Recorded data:
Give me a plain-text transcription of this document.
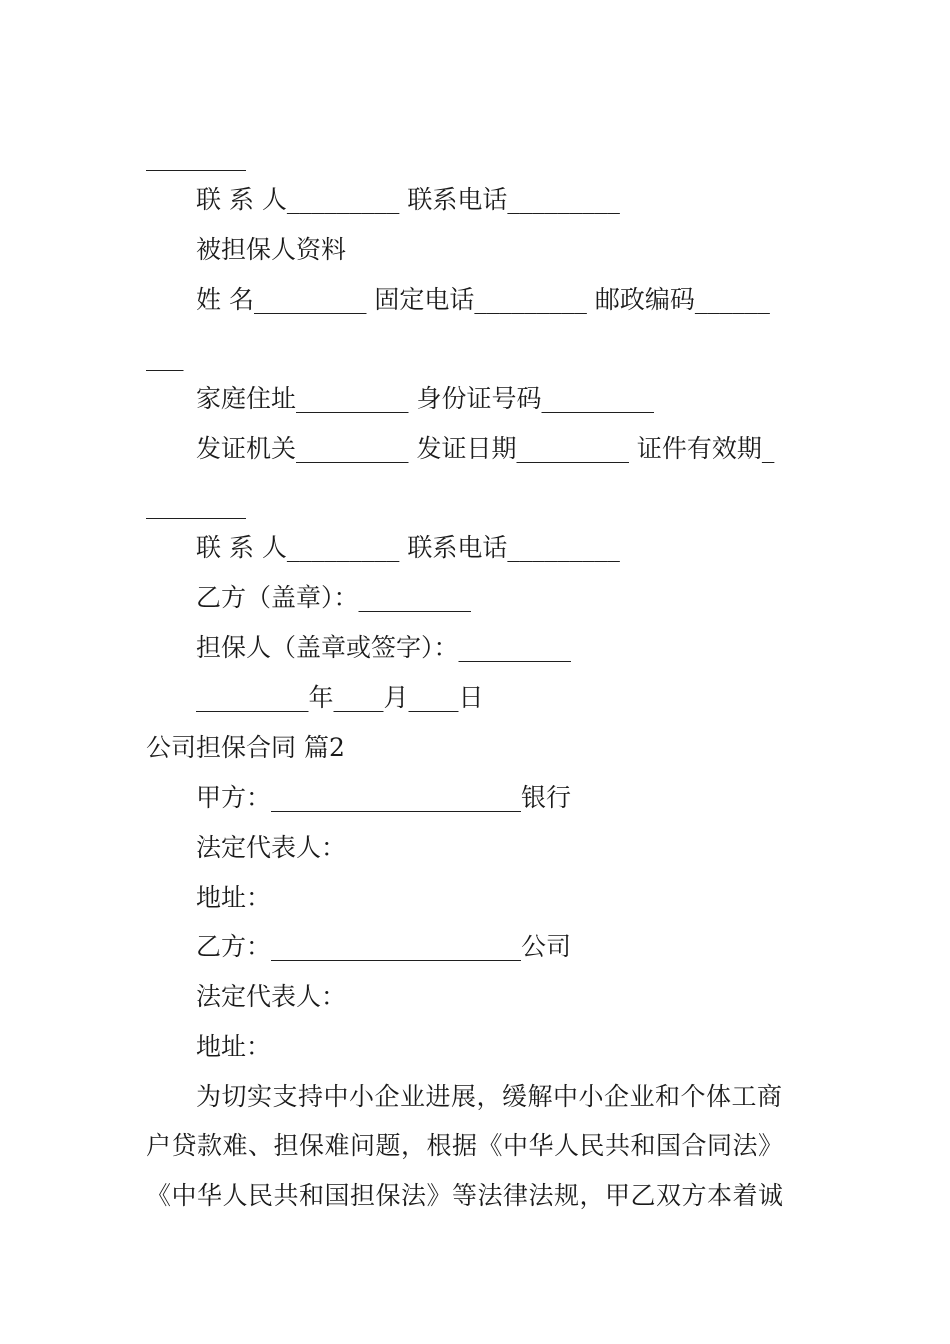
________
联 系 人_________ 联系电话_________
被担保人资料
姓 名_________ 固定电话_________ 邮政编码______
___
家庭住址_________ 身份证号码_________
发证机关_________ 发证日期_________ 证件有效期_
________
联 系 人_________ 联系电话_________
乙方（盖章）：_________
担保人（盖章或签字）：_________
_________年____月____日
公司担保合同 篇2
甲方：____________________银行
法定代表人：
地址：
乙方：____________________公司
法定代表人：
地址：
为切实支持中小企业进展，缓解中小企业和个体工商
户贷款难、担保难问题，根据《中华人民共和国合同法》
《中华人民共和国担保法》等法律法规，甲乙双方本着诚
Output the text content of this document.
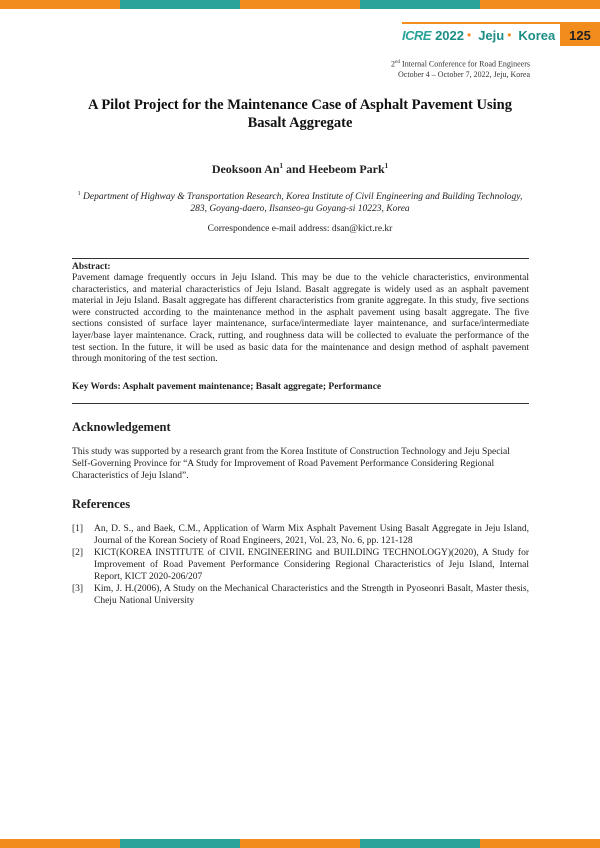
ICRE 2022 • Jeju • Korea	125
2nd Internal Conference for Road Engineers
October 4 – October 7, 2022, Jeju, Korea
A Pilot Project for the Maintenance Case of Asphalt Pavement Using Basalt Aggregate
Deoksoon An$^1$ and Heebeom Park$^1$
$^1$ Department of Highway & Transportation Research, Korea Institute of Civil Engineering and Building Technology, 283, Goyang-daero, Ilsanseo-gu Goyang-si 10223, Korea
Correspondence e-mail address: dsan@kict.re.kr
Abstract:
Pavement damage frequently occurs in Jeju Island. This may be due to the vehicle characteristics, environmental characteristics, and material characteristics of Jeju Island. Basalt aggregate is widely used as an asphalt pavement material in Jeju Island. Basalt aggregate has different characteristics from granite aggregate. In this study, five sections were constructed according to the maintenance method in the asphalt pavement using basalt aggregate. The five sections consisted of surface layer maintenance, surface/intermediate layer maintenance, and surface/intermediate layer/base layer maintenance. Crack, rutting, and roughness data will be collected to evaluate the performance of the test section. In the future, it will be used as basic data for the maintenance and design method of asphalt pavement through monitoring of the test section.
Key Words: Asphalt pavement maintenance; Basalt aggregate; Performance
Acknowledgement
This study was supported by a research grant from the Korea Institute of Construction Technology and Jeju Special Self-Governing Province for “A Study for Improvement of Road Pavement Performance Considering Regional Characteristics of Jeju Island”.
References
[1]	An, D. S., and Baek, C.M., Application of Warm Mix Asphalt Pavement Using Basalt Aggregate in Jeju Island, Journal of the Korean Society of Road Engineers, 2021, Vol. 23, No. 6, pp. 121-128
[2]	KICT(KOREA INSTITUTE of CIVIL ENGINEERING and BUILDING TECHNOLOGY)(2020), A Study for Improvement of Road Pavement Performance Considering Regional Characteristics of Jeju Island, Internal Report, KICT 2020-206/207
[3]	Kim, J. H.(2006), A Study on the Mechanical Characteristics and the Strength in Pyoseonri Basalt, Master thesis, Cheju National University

SET TASK:
Identify the lines in the entries above that contain "text", then copy them out.

THE RESULT:
Give me a plain-text transcription of this document.
Output the text content of this document.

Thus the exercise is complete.